Omit all pictures and give the records below again exactly as written.
— Start of DATA SECTION —
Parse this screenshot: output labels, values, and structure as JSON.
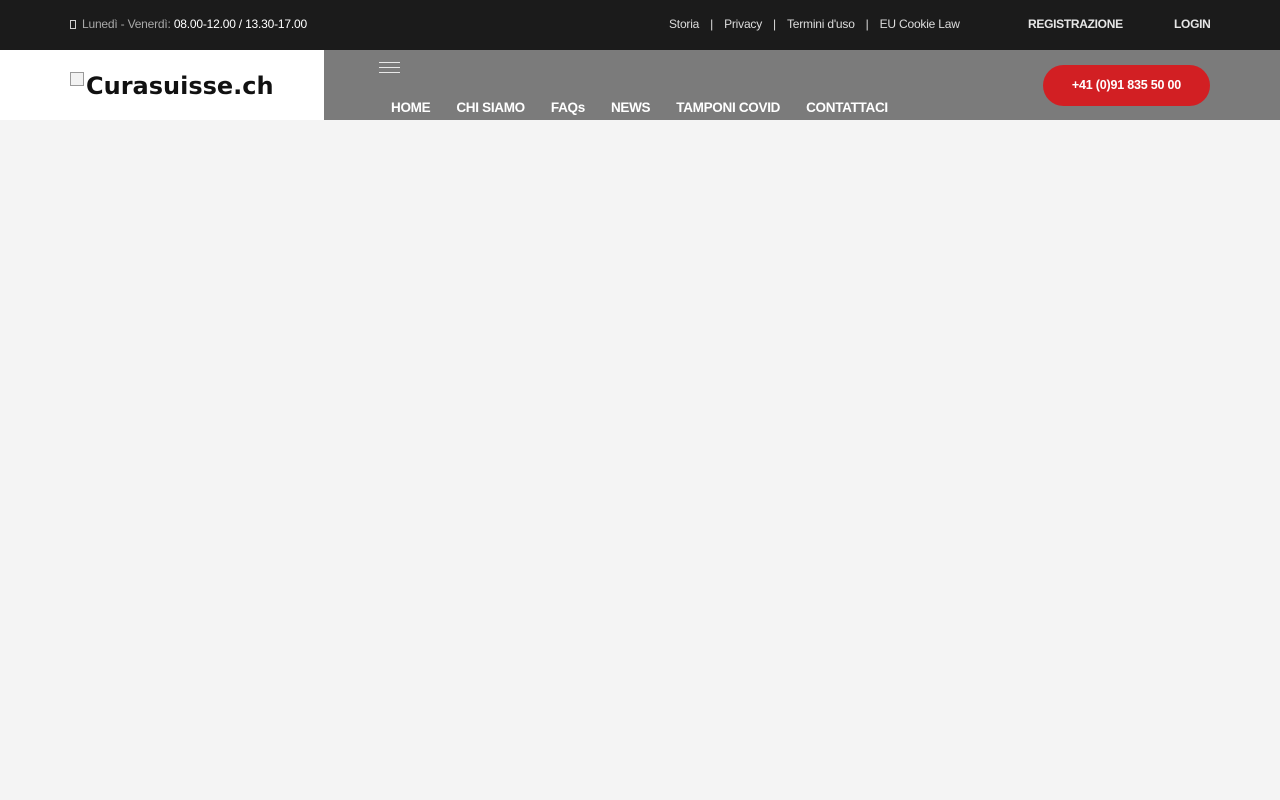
{
  "topbar": {
    "hours_icon": "clock-icon",
    "hours_label": "Lunedì - Venerdì:",
    "hours_value": "08.00-12.00 / 13.30-17.00",
    "links": [
      "Storia",
      "Privacy",
      "Termini d'uso",
      "EU Cookie Law"
    ],
    "separator": "|",
    "register_label": "REGISTRAZIONE",
    "login_label": "LOGIN"
  },
  "header": {
    "logo_alt": "Curasuisse.ch",
    "menu_icon": "hamburger-menu-icon",
    "nav": [
      "HOME",
      "CHI SIAMO",
      "FAQs",
      "NEWS",
      "TAMPONI COVID",
      "CONTATTACI"
    ],
    "phone_label": "+41 (0)91 835 50 00"
  },
  "colors": {
    "topbar_bg": "#1b1b1b",
    "nav_bg": "#7b7b7b",
    "accent": "#d21f23",
    "page_bg": "#f4f4f4"
  }
}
— End of DATA SECTION —
*SOLUTION*:
Parse this screenshot: output labels, values, and structure as JSON.
{
  "topbar": {
    "hours_icon": "clock-icon",
    "hours_label": "Lunedì - Venerdì:",
    "hours_value": "08.00-12.00 / 13.30-17.00",
    "links": [
      "Storia",
      "Privacy",
      "Termini d'uso",
      "EU Cookie Law"
    ],
    "separator": "|",
    "register_label": "REGISTRAZIONE",
    "login_label": "LOGIN"
  },
  "header": {
    "logo_alt": "Curasuisse.ch",
    "menu_icon": "hamburger-menu-icon",
    "nav": [
      "HOME",
      "CHI SIAMO",
      "FAQs",
      "NEWS",
      "TAMPONI COVID",
      "CONTATTACI"
    ],
    "phone_label": "+41 (0)91 835 50 00"
  },
  "colors": {
    "topbar_bg": "#1b1b1b",
    "nav_bg": "#7b7b7b",
    "accent": "#d21f23",
    "page_bg": "#f4f4f4"
  }
}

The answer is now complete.